• **WHAT TO PRODUCE**
The listing below should be copied in full, word for word.

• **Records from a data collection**

= = = =

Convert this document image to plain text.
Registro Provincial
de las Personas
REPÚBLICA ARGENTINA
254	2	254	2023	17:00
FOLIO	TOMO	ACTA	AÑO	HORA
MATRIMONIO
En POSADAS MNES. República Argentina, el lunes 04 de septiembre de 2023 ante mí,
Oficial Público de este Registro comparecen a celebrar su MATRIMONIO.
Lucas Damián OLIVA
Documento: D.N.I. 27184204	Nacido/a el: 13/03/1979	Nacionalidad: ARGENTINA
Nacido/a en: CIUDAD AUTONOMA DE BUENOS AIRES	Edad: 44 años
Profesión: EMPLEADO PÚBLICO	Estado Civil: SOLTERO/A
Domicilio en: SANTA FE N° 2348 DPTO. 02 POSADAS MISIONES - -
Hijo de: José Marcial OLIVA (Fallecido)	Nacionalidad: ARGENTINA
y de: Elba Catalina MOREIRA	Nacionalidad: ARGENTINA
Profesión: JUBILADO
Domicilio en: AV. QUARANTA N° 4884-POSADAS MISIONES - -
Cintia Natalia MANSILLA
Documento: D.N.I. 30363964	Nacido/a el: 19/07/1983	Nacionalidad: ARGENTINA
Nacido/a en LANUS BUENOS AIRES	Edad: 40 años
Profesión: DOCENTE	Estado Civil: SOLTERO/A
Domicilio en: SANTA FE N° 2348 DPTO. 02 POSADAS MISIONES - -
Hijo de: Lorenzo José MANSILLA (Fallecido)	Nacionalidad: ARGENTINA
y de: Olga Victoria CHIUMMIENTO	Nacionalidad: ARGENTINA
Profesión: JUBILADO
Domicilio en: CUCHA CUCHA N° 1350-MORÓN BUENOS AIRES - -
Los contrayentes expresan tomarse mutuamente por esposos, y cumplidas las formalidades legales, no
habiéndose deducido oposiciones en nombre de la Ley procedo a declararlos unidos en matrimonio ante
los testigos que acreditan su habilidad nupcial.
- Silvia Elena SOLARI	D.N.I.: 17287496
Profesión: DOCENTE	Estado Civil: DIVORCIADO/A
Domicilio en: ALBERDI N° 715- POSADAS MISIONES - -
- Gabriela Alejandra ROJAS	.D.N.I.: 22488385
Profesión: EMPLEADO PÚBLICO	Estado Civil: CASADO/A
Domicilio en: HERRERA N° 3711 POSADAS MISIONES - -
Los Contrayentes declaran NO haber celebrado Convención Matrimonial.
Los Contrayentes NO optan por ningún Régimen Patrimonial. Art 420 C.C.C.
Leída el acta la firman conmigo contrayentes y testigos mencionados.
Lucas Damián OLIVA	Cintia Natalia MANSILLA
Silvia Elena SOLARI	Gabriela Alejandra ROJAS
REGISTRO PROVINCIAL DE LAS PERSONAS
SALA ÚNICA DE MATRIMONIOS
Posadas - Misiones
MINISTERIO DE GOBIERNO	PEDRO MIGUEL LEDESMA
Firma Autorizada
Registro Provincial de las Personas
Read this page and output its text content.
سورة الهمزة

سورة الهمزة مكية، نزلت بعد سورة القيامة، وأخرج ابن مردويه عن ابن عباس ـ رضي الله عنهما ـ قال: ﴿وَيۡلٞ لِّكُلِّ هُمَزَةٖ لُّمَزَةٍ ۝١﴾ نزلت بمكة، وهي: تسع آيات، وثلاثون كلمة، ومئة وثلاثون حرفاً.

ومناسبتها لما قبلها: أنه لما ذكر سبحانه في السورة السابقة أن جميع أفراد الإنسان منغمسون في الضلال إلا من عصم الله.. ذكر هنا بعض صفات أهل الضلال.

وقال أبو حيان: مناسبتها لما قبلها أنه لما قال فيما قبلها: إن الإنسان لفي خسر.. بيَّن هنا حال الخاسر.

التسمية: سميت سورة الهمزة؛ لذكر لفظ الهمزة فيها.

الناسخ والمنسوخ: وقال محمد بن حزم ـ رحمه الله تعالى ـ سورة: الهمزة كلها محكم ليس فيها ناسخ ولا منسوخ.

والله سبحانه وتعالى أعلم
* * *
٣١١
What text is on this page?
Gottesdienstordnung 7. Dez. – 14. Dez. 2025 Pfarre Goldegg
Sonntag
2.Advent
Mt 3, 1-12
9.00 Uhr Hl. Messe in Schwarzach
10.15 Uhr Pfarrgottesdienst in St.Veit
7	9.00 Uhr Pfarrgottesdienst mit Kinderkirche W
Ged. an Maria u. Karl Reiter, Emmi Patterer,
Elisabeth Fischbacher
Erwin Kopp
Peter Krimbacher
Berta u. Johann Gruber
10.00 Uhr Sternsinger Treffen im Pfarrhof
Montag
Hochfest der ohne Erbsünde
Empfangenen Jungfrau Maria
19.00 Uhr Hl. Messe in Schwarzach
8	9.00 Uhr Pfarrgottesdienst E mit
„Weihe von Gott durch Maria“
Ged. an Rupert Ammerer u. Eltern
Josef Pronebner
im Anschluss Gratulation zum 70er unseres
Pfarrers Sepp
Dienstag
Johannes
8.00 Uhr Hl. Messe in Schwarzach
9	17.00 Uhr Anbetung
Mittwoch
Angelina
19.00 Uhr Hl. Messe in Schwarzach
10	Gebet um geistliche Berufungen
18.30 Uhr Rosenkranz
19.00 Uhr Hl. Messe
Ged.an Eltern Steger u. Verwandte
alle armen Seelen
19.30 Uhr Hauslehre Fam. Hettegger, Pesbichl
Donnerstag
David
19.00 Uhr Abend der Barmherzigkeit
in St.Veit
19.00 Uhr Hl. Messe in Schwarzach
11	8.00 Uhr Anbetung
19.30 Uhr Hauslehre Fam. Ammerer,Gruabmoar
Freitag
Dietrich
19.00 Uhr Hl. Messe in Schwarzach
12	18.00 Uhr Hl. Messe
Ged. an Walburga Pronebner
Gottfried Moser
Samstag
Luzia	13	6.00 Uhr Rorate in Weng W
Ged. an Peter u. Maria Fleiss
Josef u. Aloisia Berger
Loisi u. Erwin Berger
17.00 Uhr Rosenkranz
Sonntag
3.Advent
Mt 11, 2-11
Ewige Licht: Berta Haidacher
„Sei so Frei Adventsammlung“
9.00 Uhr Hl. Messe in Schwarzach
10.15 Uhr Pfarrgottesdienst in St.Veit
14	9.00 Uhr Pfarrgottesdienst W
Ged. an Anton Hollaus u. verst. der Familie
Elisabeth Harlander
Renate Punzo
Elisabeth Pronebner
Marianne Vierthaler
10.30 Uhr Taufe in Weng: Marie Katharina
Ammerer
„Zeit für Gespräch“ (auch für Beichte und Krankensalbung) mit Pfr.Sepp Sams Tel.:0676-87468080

= = = =

• **SOLUTION FOR THIS EXERCISE**
Convert this document image to plain text.
Registro Provincial
de las Personas
REPÚBLICA ARGENTINA
254	2	254	2023	17:00
FOLIO	TOMO	ACTA	AÑO	HORA
MATRIMONIO
En POSADAS MNES. República Argentina, el lunes 04 de septiembre de 2023 ante mí,
Oficial Público de este Registro comparecen a celebrar su MATRIMONIO.
Lucas Damián OLIVA
Documento: D.N.I. 27184204	Nacido/a el: 13/03/1979	Nacionalidad: ARGENTINA
Nacido/a en: CIUDAD AUTONOMA DE BUENOS AIRES	Edad: 44 años
Profesión: EMPLEADO PÚBLICO	Estado Civil: SOLTERO/A
Domicilio en: SANTA FE N° 2348 DPTO. 02 POSADAS MISIONES - -
Hijo de: José Marcial OLIVA (Fallecido)	Nacionalidad: ARGENTINA
y de: Elba Catalina MOREIRA	Nacionalidad: ARGENTINA
Profesión: JUBILADO
Domicilio en: AV. QUARANTA N° 4884-POSADAS MISIONES - -
Cintia Natalia MANSILLA
Documento: D.N.I. 30363964	Nacido/a el: 19/07/1983	Nacionalidad: ARGENTINA
Nacido/a en LANUS BUENOS AIRES	Edad: 40 años
Profesión: DOCENTE	Estado Civil: SOLTERO/A
Domicilio en: SANTA FE N° 2348 DPTO. 02 POSADAS MISIONES - -
Hijo de: Lorenzo José MANSILLA (Fallecido)	Nacionalidad: ARGENTINA
y de: Olga Victoria CHIUMMIENTO	Nacionalidad: ARGENTINA
Profesión: JUBILADO
Domicilio en: CUCHA CUCHA N° 1350-MORÓN BUENOS AIRES - -
Los contrayentes expresan tomarse mutuamente por esposos, y cumplidas las formalidades legales, no
habiéndose deducido oposiciones en nombre de la Ley procedo a declararlos unidos en matrimonio ante
los testigos que acreditan su habilidad nupcial.
- Silvia Elena SOLARI	D.N.I.: 17287496
Profesión: DOCENTE	Estado Civil: DIVORCIADO/A
Domicilio en: ALBERDI N° 715- POSADAS MISIONES - -
- Gabriela Alejandra ROJAS	.D.N.I.: 22488385
Profesión: EMPLEADO PÚBLICO	Estado Civil: CASADO/A
Domicilio en: HERRERA N° 3711 POSADAS MISIONES - -
Los Contrayentes declaran NO haber celebrado Convención Matrimonial.
Los Contrayentes NO optan por ningún Régimen Patrimonial. Art 420 C.C.C.
Leída el acta la firman conmigo contrayentes y testigos mencionados.
Lucas Damián OLIVA	Cintia Natalia MANSILLA
Silvia Elena SOLARI	Gabriela Alejandra ROJAS
REGISTRO PROVINCIAL DE LAS PERSONAS
SALA ÚNICA DE MATRIMONIOS
Posadas - Misiones
MINISTERIO DE GOBIERNO	PEDRO MIGUEL LEDESMA
Firma Autorizada
Registro Provincial de las Personas
Read this page and output its text content.
سورة الهمزة

سورة الهمزة مكية، نزلت بعد سورة القيامة، وأخرج ابن مردويه عن ابن عباس ـ رضي الله عنهما ـ قال: ﴿وَيۡلٞ لِّكُلِّ هُمَزَةٖ لُّمَزَةٍ ۝١﴾ نزلت بمكة، وهي: تسع آيات، وثلاثون كلمة، ومئة وثلاثون حرفاً.

ومناسبتها لما قبلها: أنه لما ذكر سبحانه في السورة السابقة أن جميع أفراد الإنسان منغمسون في الضلال إلا من عصم الله.. ذكر هنا بعض صفات أهل الضلال.

وقال أبو حيان: مناسبتها لما قبلها أنه لما قال فيما قبلها: إن الإنسان لفي خسر.. بيَّن هنا حال الخاسر.

التسمية: سميت سورة الهمزة؛ لذكر لفظ الهمزة فيها.

الناسخ والمنسوخ: وقال محمد بن حزم ـ رحمه الله تعالى ـ سورة: الهمزة كلها محكم ليس فيها ناسخ ولا منسوخ.

والله سبحانه وتعالى أعلم
* * *
٣١١
What text is on this page?
Gottesdienstordnung 7. Dez. – 14. Dez. 2025 Pfarre Goldegg
Sonntag
2.Advent
Mt 3, 1-12
9.00 Uhr Hl. Messe in Schwarzach
10.15 Uhr Pfarrgottesdienst in St.Veit
7	9.00 Uhr Pfarrgottesdienst mit Kinderkirche W
Ged. an Maria u. Karl Reiter, Emmi Patterer,
Elisabeth Fischbacher
Erwin Kopp
Peter Krimbacher
Berta u. Johann Gruber
10.00 Uhr Sternsinger Treffen im Pfarrhof
Montag
Hochfest der ohne Erbsünde
Empfangenen Jungfrau Maria
19.00 Uhr Hl. Messe in Schwarzach
8	9.00 Uhr Pfarrgottesdienst E mit
„Weihe von Gott durch Maria“
Ged. an Rupert Ammerer u. Eltern
Josef Pronebner
im Anschluss Gratulation zum 70er unseres
Pfarrers Sepp
Dienstag
Johannes
8.00 Uhr Hl. Messe in Schwarzach
9	17.00 Uhr Anbetung
Mittwoch
Angelina
19.00 Uhr Hl. Messe in Schwarzach
10	Gebet um geistliche Berufungen
18.30 Uhr Rosenkranz
19.00 Uhr Hl. Messe
Ged.an Eltern Steger u. Verwandte
alle armen Seelen
19.30 Uhr Hauslehre Fam. Hettegger, Pesbichl
Donnerstag
David
19.00 Uhr Abend der Barmherzigkeit
in St.Veit
19.00 Uhr Hl. Messe in Schwarzach
11	8.00 Uhr Anbetung
19.30 Uhr Hauslehre Fam. Ammerer,Gruabmoar
Freitag
Dietrich
19.00 Uhr Hl. Messe in Schwarzach
12	18.00 Uhr Hl. Messe
Ged. an Walburga Pronebner
Gottfried Moser
Samstag
Luzia	13	6.00 Uhr Rorate in Weng W
Ged. an Peter u. Maria Fleiss
Josef u. Aloisia Berger
Loisi u. Erwin Berger
17.00 Uhr Rosenkranz
Sonntag
3.Advent
Mt 11, 2-11
Ewige Licht: Berta Haidacher
„Sei so Frei Adventsammlung“
9.00 Uhr Hl. Messe in Schwarzach
10.15 Uhr Pfarrgottesdienst in St.Veit
14	9.00 Uhr Pfarrgottesdienst W
Ged. an Anton Hollaus u. verst. der Familie
Elisabeth Harlander
Renate Punzo
Elisabeth Pronebner
Marianne Vierthaler
10.30 Uhr Taufe in Weng: Marie Katharina
Ammerer
„Zeit für Gespräch“ (auch für Beichte und Krankensalbung) mit Pfr.Sepp Sams Tel.:0676-87468080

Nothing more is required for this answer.